*Task details*
Copy out the rows below without any changes, from the first one down to and including the row that contains "question-5-option-a: A、 ①茫然".

Dataset rows:
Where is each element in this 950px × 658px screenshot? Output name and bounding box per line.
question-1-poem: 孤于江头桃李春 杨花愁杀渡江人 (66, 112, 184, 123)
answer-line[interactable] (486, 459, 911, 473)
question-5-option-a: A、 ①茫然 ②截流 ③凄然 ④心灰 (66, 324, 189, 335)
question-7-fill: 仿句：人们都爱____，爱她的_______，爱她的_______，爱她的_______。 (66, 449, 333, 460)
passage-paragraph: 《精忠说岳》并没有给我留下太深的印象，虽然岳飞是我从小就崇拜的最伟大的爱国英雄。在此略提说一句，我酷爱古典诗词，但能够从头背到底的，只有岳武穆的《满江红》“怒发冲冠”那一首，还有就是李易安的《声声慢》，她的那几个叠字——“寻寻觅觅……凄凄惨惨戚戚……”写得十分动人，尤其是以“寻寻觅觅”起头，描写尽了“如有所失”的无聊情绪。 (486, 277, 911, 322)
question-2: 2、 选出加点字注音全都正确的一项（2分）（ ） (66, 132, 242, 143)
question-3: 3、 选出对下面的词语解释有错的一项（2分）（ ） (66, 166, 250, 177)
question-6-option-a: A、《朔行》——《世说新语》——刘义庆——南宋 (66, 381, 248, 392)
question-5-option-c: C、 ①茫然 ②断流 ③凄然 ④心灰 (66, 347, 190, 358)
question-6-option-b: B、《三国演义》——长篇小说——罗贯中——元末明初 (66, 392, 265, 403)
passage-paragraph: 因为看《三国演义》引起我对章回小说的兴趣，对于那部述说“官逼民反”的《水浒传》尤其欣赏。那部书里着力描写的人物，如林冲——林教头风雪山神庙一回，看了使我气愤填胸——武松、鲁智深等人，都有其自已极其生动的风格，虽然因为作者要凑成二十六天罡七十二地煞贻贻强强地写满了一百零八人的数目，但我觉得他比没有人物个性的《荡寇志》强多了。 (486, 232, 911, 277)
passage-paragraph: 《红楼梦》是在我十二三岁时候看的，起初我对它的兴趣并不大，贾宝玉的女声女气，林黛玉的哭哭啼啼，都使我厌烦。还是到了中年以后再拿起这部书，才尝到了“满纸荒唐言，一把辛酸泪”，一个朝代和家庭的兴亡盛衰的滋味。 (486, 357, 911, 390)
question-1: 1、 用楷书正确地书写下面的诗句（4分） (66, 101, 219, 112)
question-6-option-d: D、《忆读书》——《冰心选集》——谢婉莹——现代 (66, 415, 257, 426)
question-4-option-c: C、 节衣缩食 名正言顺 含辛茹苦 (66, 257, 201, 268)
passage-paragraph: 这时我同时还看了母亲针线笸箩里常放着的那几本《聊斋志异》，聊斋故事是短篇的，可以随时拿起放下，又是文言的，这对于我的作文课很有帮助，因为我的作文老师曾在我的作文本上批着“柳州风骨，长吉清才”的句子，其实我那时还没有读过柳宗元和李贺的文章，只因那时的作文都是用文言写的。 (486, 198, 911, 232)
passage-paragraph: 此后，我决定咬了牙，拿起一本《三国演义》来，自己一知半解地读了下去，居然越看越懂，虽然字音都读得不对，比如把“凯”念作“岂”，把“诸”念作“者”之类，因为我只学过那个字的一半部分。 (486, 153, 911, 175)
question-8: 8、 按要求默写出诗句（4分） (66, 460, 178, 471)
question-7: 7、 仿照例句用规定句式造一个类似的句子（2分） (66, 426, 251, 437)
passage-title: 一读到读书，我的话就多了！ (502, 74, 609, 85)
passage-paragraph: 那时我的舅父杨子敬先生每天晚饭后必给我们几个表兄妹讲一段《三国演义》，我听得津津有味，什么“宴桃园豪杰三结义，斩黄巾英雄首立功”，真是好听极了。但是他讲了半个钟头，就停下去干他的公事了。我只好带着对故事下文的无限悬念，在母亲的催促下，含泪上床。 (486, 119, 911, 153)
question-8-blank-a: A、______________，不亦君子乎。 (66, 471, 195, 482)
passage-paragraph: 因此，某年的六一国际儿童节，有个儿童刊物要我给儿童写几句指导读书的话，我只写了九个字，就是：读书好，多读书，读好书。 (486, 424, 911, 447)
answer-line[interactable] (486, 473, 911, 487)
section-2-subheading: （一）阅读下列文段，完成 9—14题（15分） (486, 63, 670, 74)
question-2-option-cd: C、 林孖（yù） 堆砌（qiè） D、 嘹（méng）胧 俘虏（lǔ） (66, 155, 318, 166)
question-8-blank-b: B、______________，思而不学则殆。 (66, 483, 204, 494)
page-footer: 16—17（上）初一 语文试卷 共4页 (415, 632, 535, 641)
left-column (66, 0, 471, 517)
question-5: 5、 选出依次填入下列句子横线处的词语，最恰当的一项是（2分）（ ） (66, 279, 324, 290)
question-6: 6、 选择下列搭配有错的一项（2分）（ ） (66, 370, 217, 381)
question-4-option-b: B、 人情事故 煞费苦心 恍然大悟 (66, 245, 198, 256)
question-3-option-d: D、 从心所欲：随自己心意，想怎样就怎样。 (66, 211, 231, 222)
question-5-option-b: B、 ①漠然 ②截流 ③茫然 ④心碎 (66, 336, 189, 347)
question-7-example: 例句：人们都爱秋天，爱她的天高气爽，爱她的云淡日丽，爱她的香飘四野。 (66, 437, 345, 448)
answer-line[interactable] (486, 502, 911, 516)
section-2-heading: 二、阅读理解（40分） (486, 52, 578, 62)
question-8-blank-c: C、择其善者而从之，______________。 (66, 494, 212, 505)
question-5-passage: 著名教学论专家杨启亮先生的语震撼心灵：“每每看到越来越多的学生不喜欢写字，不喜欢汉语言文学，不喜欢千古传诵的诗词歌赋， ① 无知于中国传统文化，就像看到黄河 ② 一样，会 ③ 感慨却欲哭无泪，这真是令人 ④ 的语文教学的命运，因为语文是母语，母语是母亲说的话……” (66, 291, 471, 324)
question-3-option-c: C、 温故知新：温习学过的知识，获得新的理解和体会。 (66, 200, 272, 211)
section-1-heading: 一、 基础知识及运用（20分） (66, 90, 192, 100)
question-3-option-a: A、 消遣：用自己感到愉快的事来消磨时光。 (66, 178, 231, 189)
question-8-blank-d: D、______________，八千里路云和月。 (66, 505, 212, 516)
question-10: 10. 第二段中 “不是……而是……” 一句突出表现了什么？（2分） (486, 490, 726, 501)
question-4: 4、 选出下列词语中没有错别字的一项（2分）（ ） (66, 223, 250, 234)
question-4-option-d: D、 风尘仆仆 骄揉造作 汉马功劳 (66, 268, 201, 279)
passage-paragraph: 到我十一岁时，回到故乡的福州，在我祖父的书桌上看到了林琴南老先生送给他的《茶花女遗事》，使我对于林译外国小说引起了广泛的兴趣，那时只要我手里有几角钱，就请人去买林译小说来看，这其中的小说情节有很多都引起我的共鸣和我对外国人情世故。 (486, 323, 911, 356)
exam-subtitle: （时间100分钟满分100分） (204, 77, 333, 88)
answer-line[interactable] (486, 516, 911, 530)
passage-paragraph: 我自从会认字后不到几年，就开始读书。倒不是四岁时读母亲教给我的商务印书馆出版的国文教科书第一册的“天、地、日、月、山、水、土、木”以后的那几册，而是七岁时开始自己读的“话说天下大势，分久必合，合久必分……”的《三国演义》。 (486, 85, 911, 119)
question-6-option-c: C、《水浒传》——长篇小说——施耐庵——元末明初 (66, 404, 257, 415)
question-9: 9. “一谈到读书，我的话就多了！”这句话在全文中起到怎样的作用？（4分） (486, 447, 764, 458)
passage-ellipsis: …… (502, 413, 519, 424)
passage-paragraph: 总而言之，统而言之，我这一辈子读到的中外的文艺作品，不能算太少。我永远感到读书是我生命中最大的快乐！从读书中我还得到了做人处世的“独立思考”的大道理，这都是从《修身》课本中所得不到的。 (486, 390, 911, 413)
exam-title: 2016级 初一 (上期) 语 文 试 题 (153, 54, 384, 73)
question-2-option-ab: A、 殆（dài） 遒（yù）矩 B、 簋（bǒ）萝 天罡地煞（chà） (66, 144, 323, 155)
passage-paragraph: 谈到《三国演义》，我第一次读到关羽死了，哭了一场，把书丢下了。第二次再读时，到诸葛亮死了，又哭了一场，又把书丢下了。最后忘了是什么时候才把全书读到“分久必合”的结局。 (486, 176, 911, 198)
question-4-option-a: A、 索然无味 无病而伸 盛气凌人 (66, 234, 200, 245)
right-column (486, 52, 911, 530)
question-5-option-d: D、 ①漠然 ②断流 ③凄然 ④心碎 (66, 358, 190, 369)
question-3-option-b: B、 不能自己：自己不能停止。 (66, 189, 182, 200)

*Solution for this exercise*
Where is each element in this 950px × 658px screenshot? Output name and bounding box per line.
question-1-poem: 孤于江头桃李春 杨花愁杀渡江人 (66, 112, 184, 123)
answer-line[interactable] (486, 459, 911, 473)
question-5-option-a: A、 ①茫然 ②截流 ③凄然 ④心灰 (66, 324, 189, 335)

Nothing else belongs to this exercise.